Identify every line in the records below that contains the word "text", and reproduce each one.
╔══
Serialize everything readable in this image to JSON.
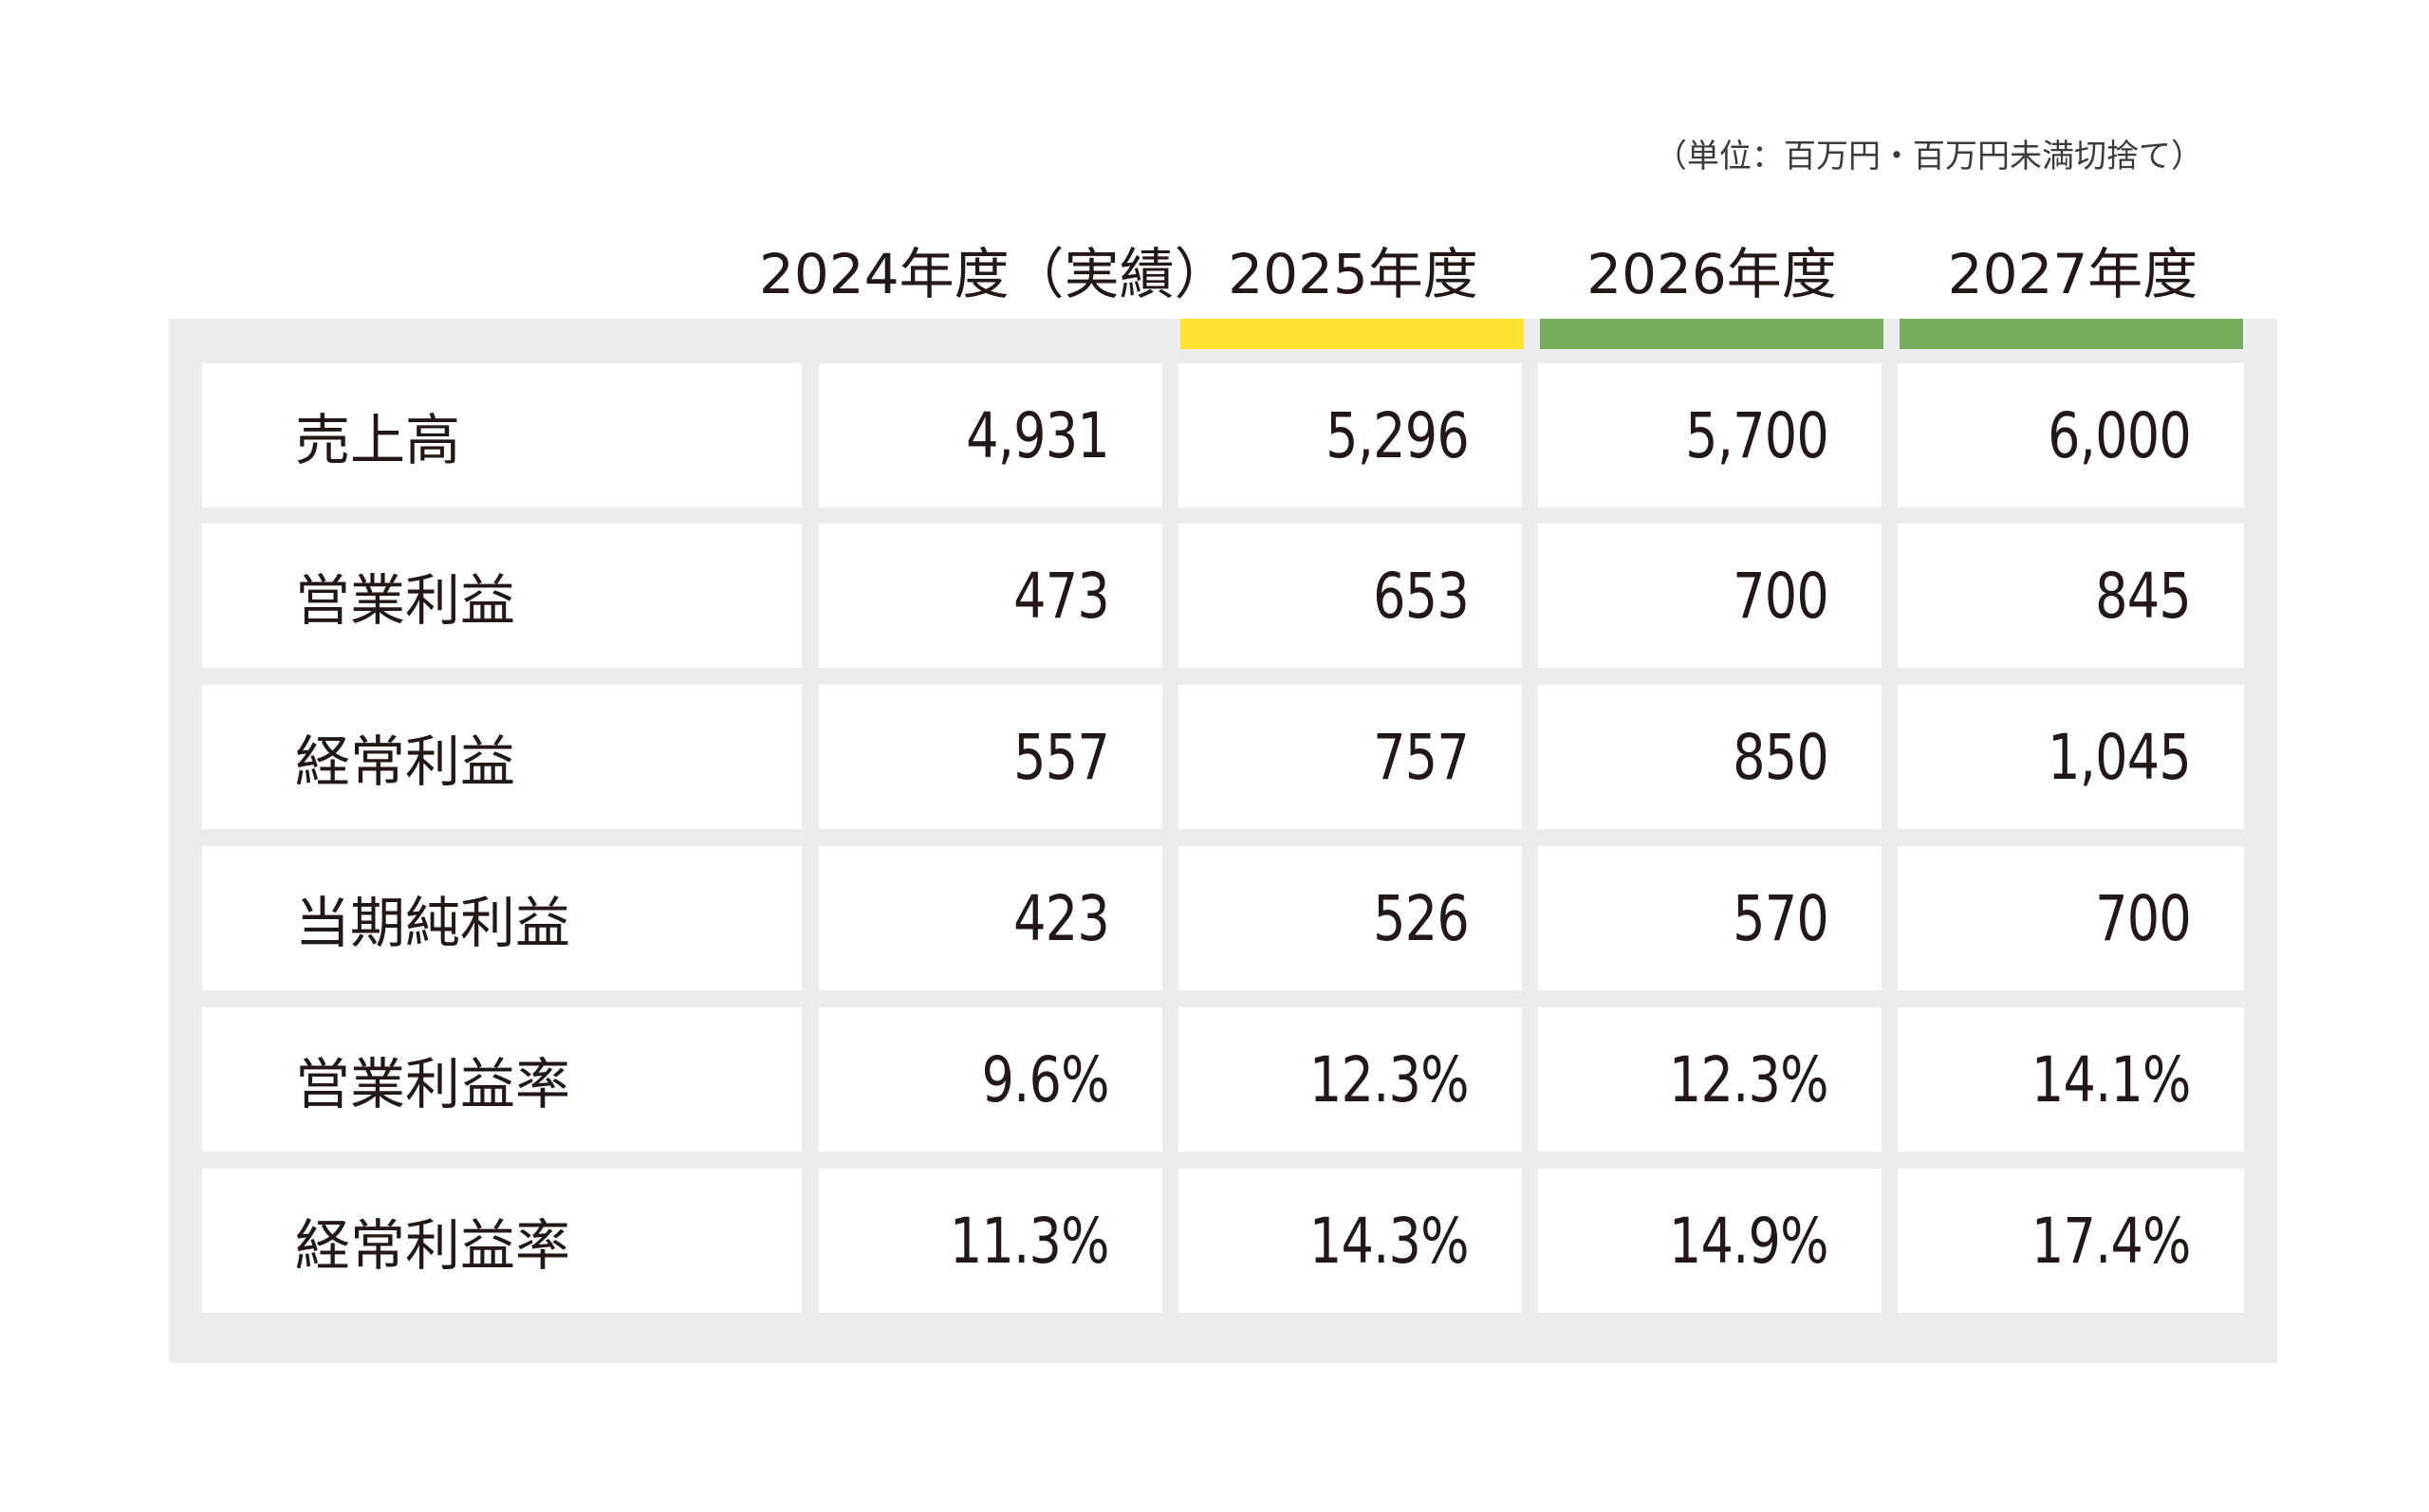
{
  "unit_note": "（単位：百万円・百万円未満切捨て）",
  "columns": [
    {
      "label": "2024年度（実績）"
    },
    {
      "label": "2025年度",
      "accent": "#fde231"
    },
    {
      "label": "2026年度",
      "accent": "#75ad5c"
    },
    {
      "label": "2027年度",
      "accent": "#75ad5c"
    }
  ],
  "rows": [
    {
      "label": "売上高",
      "values": [
        "4,931",
        "5,296",
        "5,700",
        "6,000"
      ]
    },
    {
      "label": "営業利益",
      "values": [
        "473",
        "653",
        "700",
        "845"
      ]
    },
    {
      "label": "経常利益",
      "values": [
        "557",
        "757",
        "850",
        "1,045"
      ]
    },
    {
      "label": "当期純利益",
      "values": [
        "423",
        "526",
        "570",
        "700"
      ]
    },
    {
      "label": "営業利益率",
      "values": [
        "9.6%",
        "12.3%",
        "12.3%",
        "14.1%"
      ]
    },
    {
      "label": "経常利益率",
      "values": [
        "11.3%",
        "14.3%",
        "14.9%",
        "17.4%"
      ]
    }
  ],
  "colors": {
    "panel": "#ebecee",
    "cell": "#ffffff",
    "text": "#231815",
    "highlight_2025": "#fde231",
    "highlight_plan": "#75ad5c"
  }
}
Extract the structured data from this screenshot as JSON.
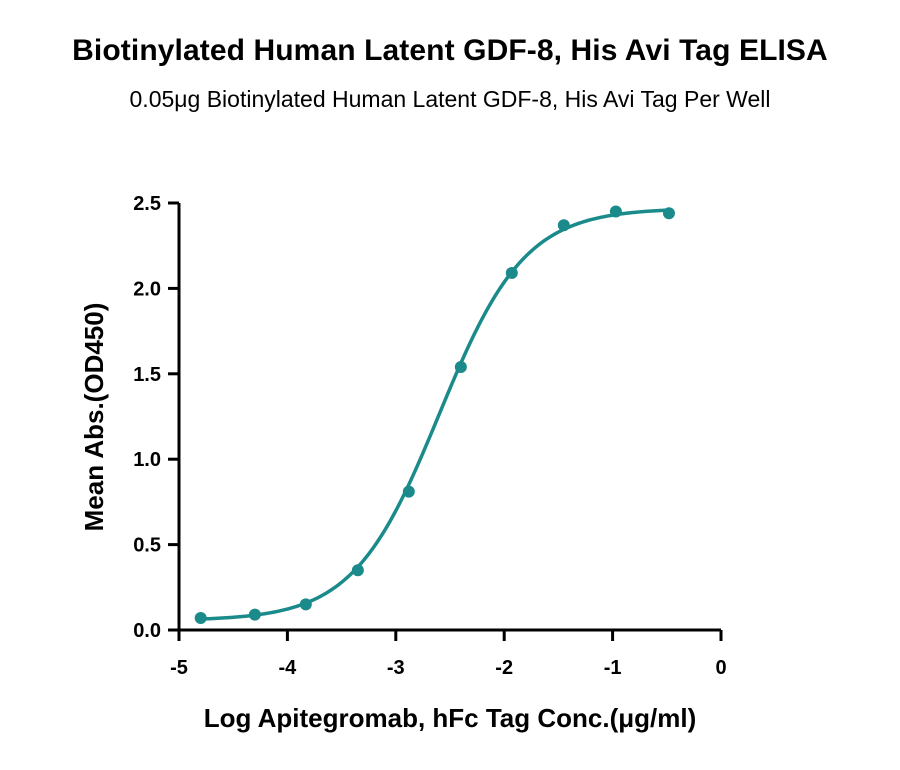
{
  "chart_data": {
    "type": "scatter",
    "title": "Biotinylated Human Latent GDF-8, His Avi Tag ELISA",
    "subtitle": "0.05μg Biotinylated Human Latent GDF-8, His Avi Tag Per Well",
    "xlabel": "Log Apitegromab, hFc Tag Conc.(μg/ml)",
    "ylabel": "Mean Abs.(OD450)",
    "xlim": [
      -5,
      0
    ],
    "ylim": [
      0,
      2.5
    ],
    "x_ticks": [
      -5,
      -4,
      -3,
      -2,
      -1,
      0
    ],
    "x_tick_labels": [
      "-5",
      "-4",
      "-3",
      "-2",
      "-1",
      "0"
    ],
    "y_ticks": [
      0,
      0.5,
      1.0,
      1.5,
      2.0,
      2.5
    ],
    "y_tick_labels": [
      "0.0",
      "0.5",
      "1.0",
      "1.5",
      "2.0",
      "2.5"
    ],
    "grid": false,
    "color": "#1b8a8a",
    "series": [
      {
        "x": [
          -4.8,
          -4.3,
          -3.83,
          -3.35,
          -2.88,
          -2.4,
          -1.93,
          -1.45,
          -0.97,
          -0.48
        ],
        "y": [
          0.07,
          0.09,
          0.15,
          0.35,
          0.81,
          1.54,
          2.09,
          2.37,
          2.45,
          2.44
        ]
      }
    ],
    "fit_curve": {
      "type": "4PL",
      "bottom": 0.055,
      "top": 2.47,
      "log_ec50": -2.6,
      "hill_slope": 1.1
    }
  }
}
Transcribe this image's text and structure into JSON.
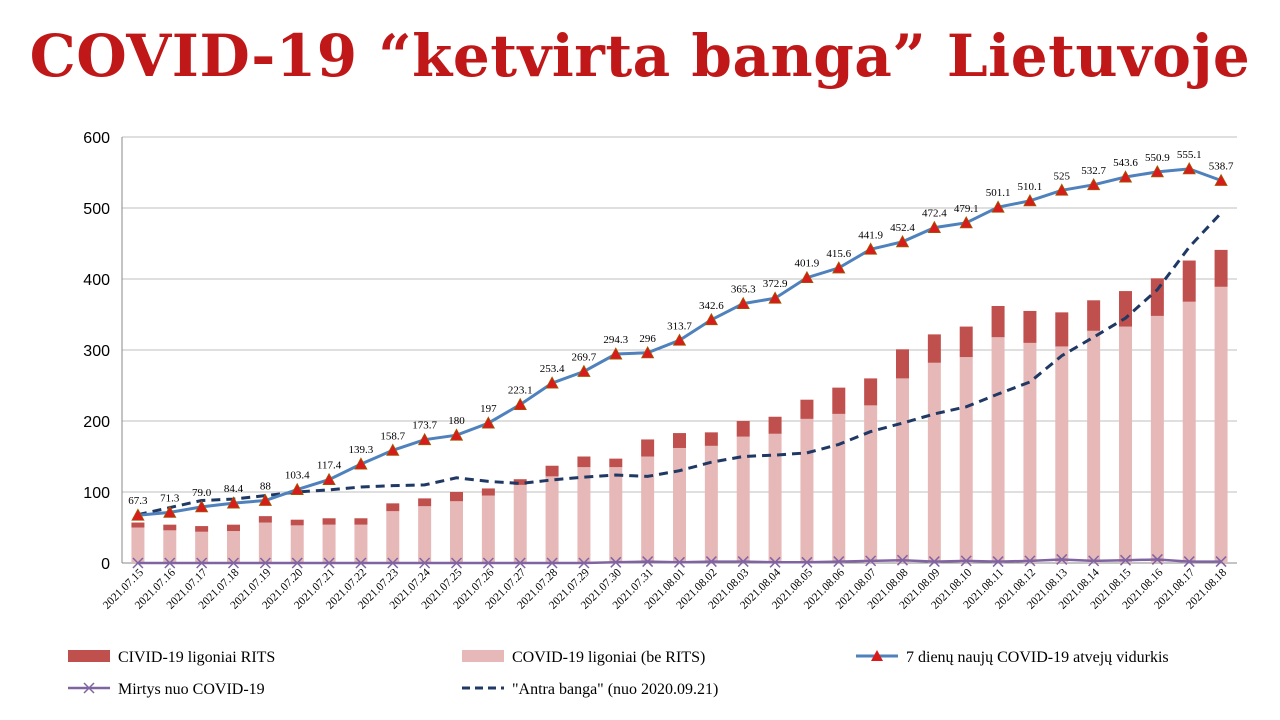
{
  "title": "COVID-19 “ketvirta banga” Lietuvoje",
  "colors": {
    "rits": "#c0504d",
    "non_rits": "#e6b9b8",
    "avg7": "#4f81bd",
    "marker": "#d81b1b",
    "deaths": "#8064a2",
    "second_wave": "#1f3864",
    "title": "#c01818"
  },
  "chart_data": {
    "type": "bar",
    "ylim": [
      0,
      600
    ],
    "yticks": [
      0,
      100,
      200,
      300,
      400,
      500,
      600
    ],
    "grid": true,
    "legend_position": "bottom",
    "categories": [
      "2021.07.15",
      "2021.07.16",
      "2021.07.17",
      "2021.07.18",
      "2021.07.19",
      "2021.07.20",
      "2021.07.21",
      "2021.07.22",
      "2021.07.23",
      "2021.07.24",
      "2021.07.25",
      "2021.07.26",
      "2021.07.27",
      "2021.07.28",
      "2021.07.29",
      "2021.07.30",
      "2021.07.31",
      "2021.08.01",
      "2021.08.02",
      "2021.08.03",
      "2021.08.04",
      "2021.08.05",
      "2021.08.06",
      "2021.08.07",
      "2021.08.08",
      "2021.08.09",
      "2021.08.10",
      "2021.08.11",
      "2021.08.12",
      "2021.08.13",
      "2021.08.14",
      "2021.08.15",
      "2021.08.16",
      "2021.08.17",
      "2021.08.18"
    ],
    "series": [
      {
        "name": "COVID-19 ligoniai (be RITS)",
        "kind": "stacked-bar-base",
        "values": [
          50,
          46,
          44,
          45,
          57,
          53,
          54,
          54,
          73,
          80,
          87,
          95,
          110,
          122,
          135,
          135,
          150,
          162,
          165,
          178,
          182,
          203,
          210,
          222,
          260,
          282,
          290,
          318,
          310,
          305,
          327,
          333,
          348,
          368,
          389
        ]
      },
      {
        "name": "CIVID-19 ligoniai RITS",
        "kind": "stacked-bar-top",
        "values": [
          7,
          8,
          8,
          9,
          9,
          8,
          9,
          9,
          11,
          11,
          13,
          10,
          8,
          15,
          15,
          12,
          24,
          21,
          19,
          22,
          24,
          27,
          37,
          38,
          41,
          40,
          43,
          44,
          45,
          48,
          43,
          50,
          53,
          58,
          52
        ]
      },
      {
        "name": "7 dienų naujų COVID-19 atvejų vidurkis",
        "kind": "line-markers",
        "values": [
          67.3,
          71.3,
          79.0,
          84.4,
          88,
          103.4,
          117.4,
          139.3,
          158.7,
          173.7,
          180,
          197,
          223.1,
          253.4,
          269.7,
          294.3,
          296,
          313.7,
          342.6,
          365.3,
          372.9,
          401.9,
          415.6,
          441.9,
          452.4,
          472.4,
          479.1,
          501.1,
          510.1,
          525,
          532.7,
          543.6,
          550.9,
          555.1,
          538.7
        ],
        "labels": [
          "67.3",
          "71.3",
          "79.0",
          "84.4",
          "88",
          "103.4",
          "117.4",
          "139.3",
          "158.7",
          "173.7",
          "180",
          "197",
          "223.1",
          "253.4",
          "269.7",
          "294.3",
          "296",
          "313.7",
          "342.6",
          "365.3",
          "372.9",
          "401.9",
          "415.6",
          "441.9",
          "452.4",
          "472.4",
          "479.1",
          "501.1",
          "510.1",
          "525",
          "532.7",
          "543.6",
          "550.9",
          "555.1",
          "538.7"
        ]
      },
      {
        "name": "Mirtys nuo COVID-19",
        "kind": "line-x",
        "values": [
          0,
          0,
          0,
          0,
          0,
          0,
          0,
          0,
          0,
          0,
          0,
          0,
          0,
          0,
          0,
          1,
          2,
          1,
          2,
          2,
          1,
          1,
          2,
          3,
          4,
          2,
          3,
          2,
          3,
          5,
          3,
          4,
          5,
          2,
          2
        ]
      },
      {
        "name": "\"Antra banga\" (nuo 2020.09.21)",
        "kind": "dashed-line",
        "values": [
          68,
          78,
          88,
          90,
          95,
          100,
          103,
          107,
          109,
          110,
          120,
          115,
          112,
          117,
          121,
          124,
          122,
          130,
          142,
          150,
          152,
          155,
          167,
          185,
          197,
          210,
          220,
          238,
          255,
          292,
          318,
          345,
          385,
          445,
          493
        ]
      }
    ]
  }
}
╚══
** ANSWER TO THIS PROBLEM **
    "text": "#231815",
Transcribe this image's text and structure into JSON.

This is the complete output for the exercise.